╭─ Given records
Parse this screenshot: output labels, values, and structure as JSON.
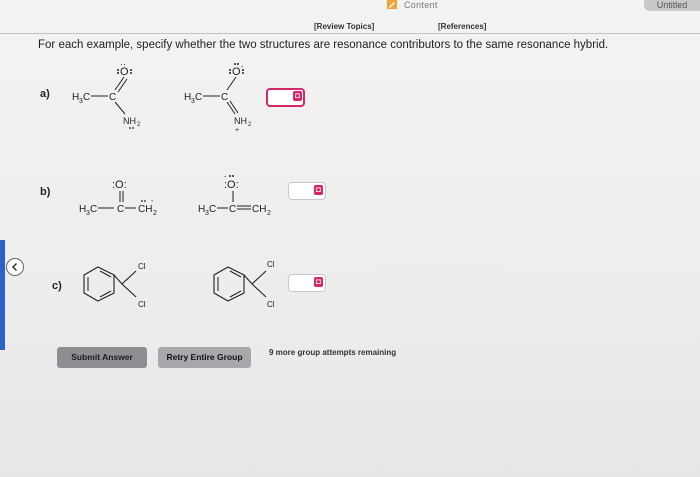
{
  "topbar": {
    "content_tab": "Content",
    "untitled_tab": "Untitled"
  },
  "links": {
    "review_topics": "[Review Topics]",
    "references": "[References]"
  },
  "question": "For each example, specify whether the two structures are resonance contributors to the same resonance hybrid.",
  "items": [
    {
      "label": "a)"
    },
    {
      "label": "b)"
    },
    {
      "label": "c)"
    }
  ],
  "buttons": {
    "submit": "Submit Answer",
    "retry": "Retry Entire Group"
  },
  "attempts": "9 more group attempts remaining",
  "colors": {
    "accent": "#d4286a",
    "sidebar": "#2a62c9"
  }
}
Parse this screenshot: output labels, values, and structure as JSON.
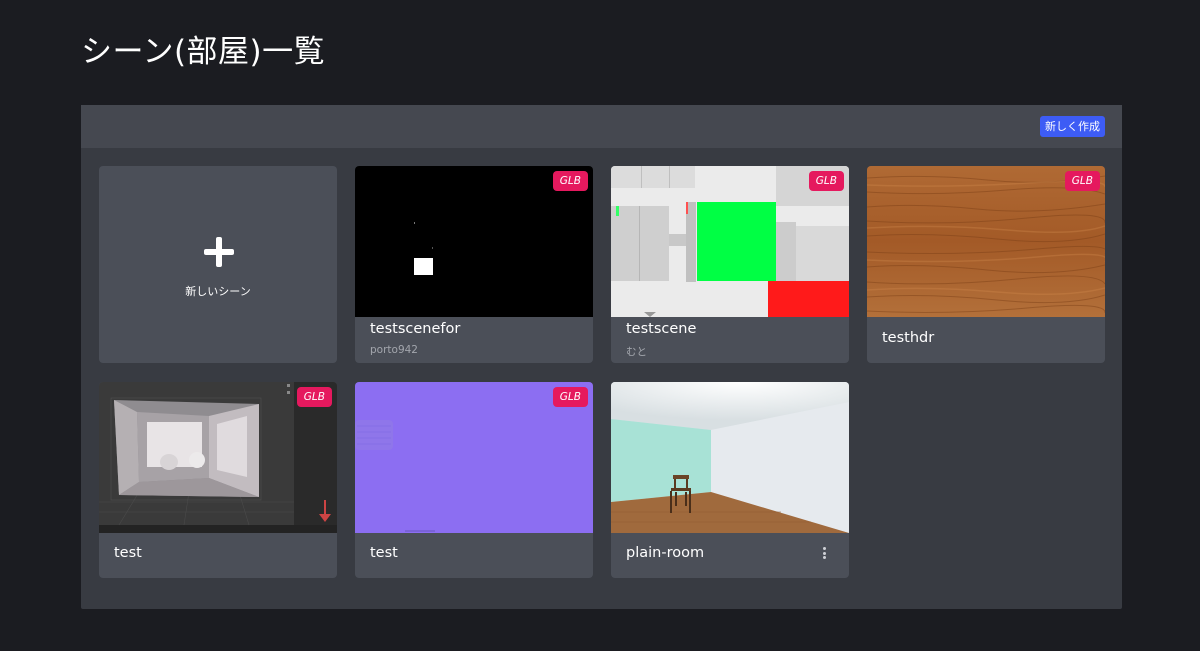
{
  "page": {
    "title": "シーン(部屋)一覧"
  },
  "toolbar": {
    "create_label": "新しく作成"
  },
  "new_scene_card": {
    "label": "新しいシーン",
    "icon": "plus-icon"
  },
  "scenes": [
    {
      "title": "testscenefor",
      "owner": "porto942",
      "badge": "GLB",
      "thumbnail": "black-scene"
    },
    {
      "title": "testscene",
      "owner": "むと",
      "badge": "GLB",
      "thumbnail": "green-wall-scene"
    },
    {
      "title": "testhdr",
      "owner": "",
      "badge": "GLB",
      "thumbnail": "wood-texture"
    },
    {
      "title": "test",
      "owner": "",
      "badge": "GLB",
      "thumbnail": "editor-room-render"
    },
    {
      "title": "test",
      "owner": "",
      "badge": "GLB",
      "thumbnail": "purple-texture"
    },
    {
      "title": "plain-room",
      "owner": "",
      "badge": "",
      "thumbnail": "plain-room-chair",
      "menu_icon": "more-vertical-icon"
    }
  ],
  "colors": {
    "background": "#1b1c21",
    "panel": "#383b42",
    "panel_header": "#454850",
    "card": "#4b4f58",
    "accent_button": "#3d5cf5",
    "badge": "#e5195e"
  }
}
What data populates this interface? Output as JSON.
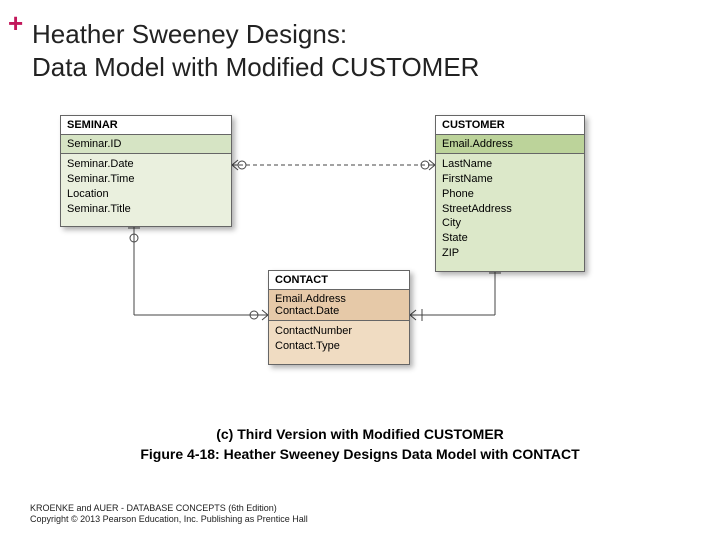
{
  "plus": "+",
  "title_line1": "Heather Sweeney Designs:",
  "title_line2": "Data Model with Modified CUSTOMER",
  "entities": {
    "seminar": {
      "name": "SEMINAR",
      "pk": "Seminar.ID",
      "attrs": [
        "Seminar.Date",
        "Seminar.Time",
        "Location",
        "Seminar.Title"
      ]
    },
    "customer": {
      "name": "CUSTOMER",
      "pk": "Email.Address",
      "attrs": [
        "LastName",
        "FirstName",
        "Phone",
        "StreetAddress",
        "City",
        "State",
        "ZIP"
      ]
    },
    "contact": {
      "name": "CONTACT",
      "pk_lines": [
        "Email.Address",
        "Contact.Date"
      ],
      "attrs": [
        "ContactNumber",
        "Contact.Type"
      ]
    }
  },
  "caption_line1": "(c) Third Version with Modified CUSTOMER",
  "caption_line2": "Figure 4-18:  Heather Sweeney Designs Data Model with CONTACT",
  "footer_line1": "KROENKE and AUER -  DATABASE CONCEPTS (6th Edition)",
  "footer_line2": "Copyright © 2013 Pearson Education, Inc. Publishing as Prentice Hall"
}
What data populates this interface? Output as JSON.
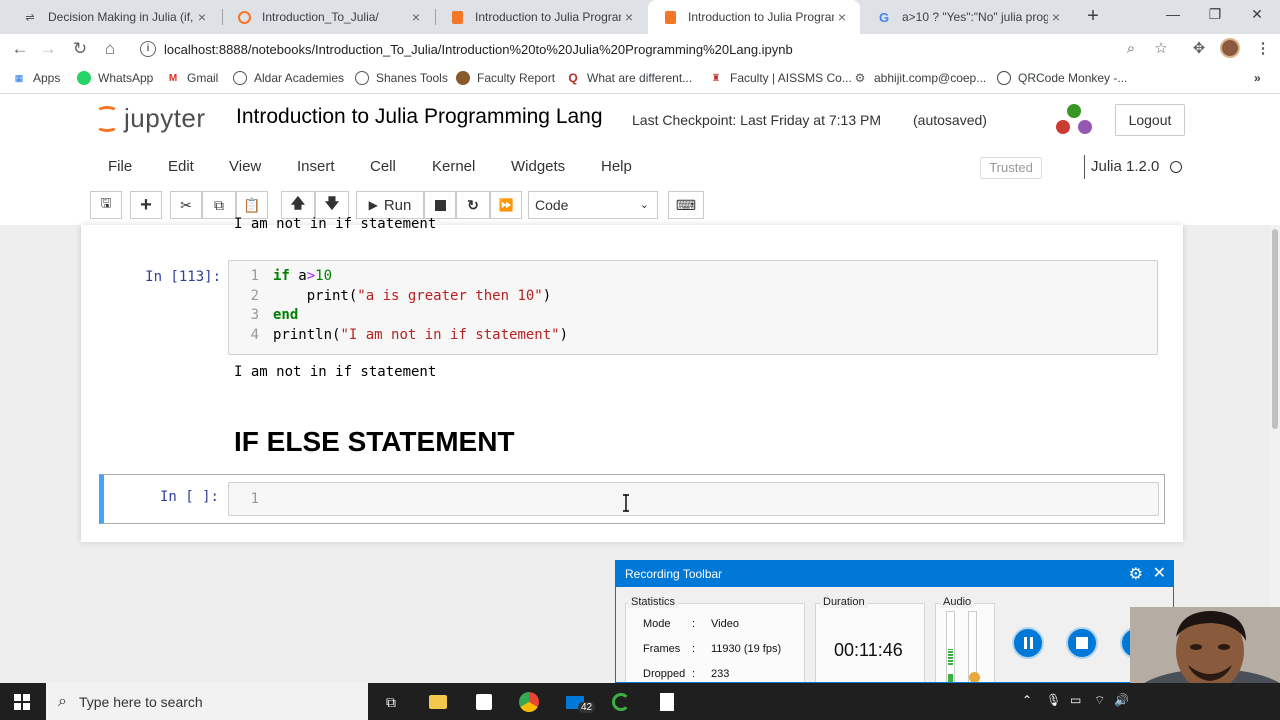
{
  "browser": {
    "tabs": [
      {
        "title": "Decision Making in Julia (if, if-el",
        "active": false
      },
      {
        "title": "Introduction_To_Julia/",
        "active": false
      },
      {
        "title": "Introduction to Julia Programm",
        "active": false
      },
      {
        "title": "Introduction to Julia Programm",
        "active": true
      },
      {
        "title": "a>10 ? \"Yes\":\"No\" julia progra",
        "active": false
      }
    ],
    "url": "localhost:8888/notebooks/Introduction_To_Julia/Introduction%20to%20Julia%20Programming%20Lang.ipynb",
    "bookmarks": [
      "Apps",
      "WhatsApp",
      "Gmail",
      "Aldar Academies",
      "Shanes Tools",
      "Faculty Report",
      "What are different...",
      "Faculty | AISSMS Co...",
      "abhijit.comp@coep...",
      "QRCode Monkey -..."
    ]
  },
  "jupyter": {
    "logo_text": "jupyter",
    "notebook_title": "Introduction to Julia Programming Lang",
    "checkpoint": "Last Checkpoint: Last Friday at 7:13 PM",
    "autosave": "(autosaved)",
    "logout": "Logout",
    "menu": [
      "File",
      "Edit",
      "View",
      "Insert",
      "Cell",
      "Kernel",
      "Widgets",
      "Help"
    ],
    "trusted": "Trusted",
    "kernel": "Julia 1.2.0",
    "toolbar": {
      "run": "Run",
      "cell_type": "Code"
    }
  },
  "notebook": {
    "prev_output": "I am not in if statement",
    "cell": {
      "prompt": "In [113]:",
      "line_numbers": [
        "1",
        "2",
        "3",
        "4"
      ],
      "output": "I am not in if statement"
    },
    "markdown_heading": "IF ELSE STATEMENT",
    "empty_cell": {
      "prompt": "In [ ]:",
      "line_number": "1"
    }
  },
  "recording": {
    "title": "Recording Toolbar",
    "statistics_label": "Statistics",
    "stats": [
      {
        "label": "Mode",
        "sep": ":",
        "value": "Video"
      },
      {
        "label": "Frames",
        "sep": ":",
        "value": "11930 (19 fps)"
      },
      {
        "label": "Dropped",
        "sep": ":",
        "value": "233"
      }
    ],
    "duration_label": "Duration",
    "duration": "00:11:46",
    "audio_label": "Audio"
  },
  "taskbar": {
    "search_placeholder": "Type here to search",
    "mail_badge": "42"
  }
}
╰─
Instruction
Using the material above, report each line where "with" occurs.

The solution
  "title_line2": "Data Model with Modified CUSTOMER",
  "caption_line1": "(c) Third Version with Modified CUSTOMER",
  "caption_line2": "Figure 4-18:  Heather Sweeney Designs Data Model with CONTACT",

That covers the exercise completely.